begin DATA SHOWN

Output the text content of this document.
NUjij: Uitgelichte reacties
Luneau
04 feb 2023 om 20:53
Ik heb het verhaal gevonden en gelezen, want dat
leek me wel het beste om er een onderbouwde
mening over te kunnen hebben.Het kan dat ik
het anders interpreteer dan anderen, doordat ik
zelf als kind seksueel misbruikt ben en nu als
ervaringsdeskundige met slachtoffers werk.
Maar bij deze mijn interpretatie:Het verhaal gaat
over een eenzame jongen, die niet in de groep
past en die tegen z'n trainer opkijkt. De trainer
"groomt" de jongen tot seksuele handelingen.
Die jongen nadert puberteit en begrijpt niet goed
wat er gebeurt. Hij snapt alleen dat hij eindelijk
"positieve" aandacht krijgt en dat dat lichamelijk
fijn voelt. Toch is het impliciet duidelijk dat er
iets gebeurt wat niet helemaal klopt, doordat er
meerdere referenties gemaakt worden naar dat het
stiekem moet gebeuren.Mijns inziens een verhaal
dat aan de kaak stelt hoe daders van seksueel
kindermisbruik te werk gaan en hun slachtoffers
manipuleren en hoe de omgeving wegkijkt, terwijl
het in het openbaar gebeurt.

end DATA SHOWN

▶ _OBJECTIVE_
Exactly as written above, please repeat the entries.

▶ _COMPLETED TASK_
Output the text content of this document.
NUjij: Uitgelichte reacties
Luneau
04 feb 2023 om 20:53
Ik heb het verhaal gevonden en gelezen, want dat
leek me wel het beste om er een onderbouwde
mening over te kunnen hebben.Het kan dat ik
het anders interpreteer dan anderen, doordat ik
zelf als kind seksueel misbruikt ben en nu als
ervaringsdeskundige met slachtoffers werk.
Maar bij deze mijn interpretatie:Het verhaal gaat
over een eenzame jongen, die niet in de groep
past en die tegen z'n trainer opkijkt. De trainer
"groomt" de jongen tot seksuele handelingen.
Die jongen nadert puberteit en begrijpt niet goed
wat er gebeurt. Hij snapt alleen dat hij eindelijk
"positieve" aandacht krijgt en dat dat lichamelijk
fijn voelt. Toch is het impliciet duidelijk dat er
iets gebeurt wat niet helemaal klopt, doordat er
meerdere referenties gemaakt worden naar dat het
stiekem moet gebeuren.Mijns inziens een verhaal
dat aan de kaak stelt hoe daders van seksueel
kindermisbruik te werk gaan en hun slachtoffers
manipuleren en hoe de omgeving wegkijkt, terwijl
het in het openbaar gebeurt.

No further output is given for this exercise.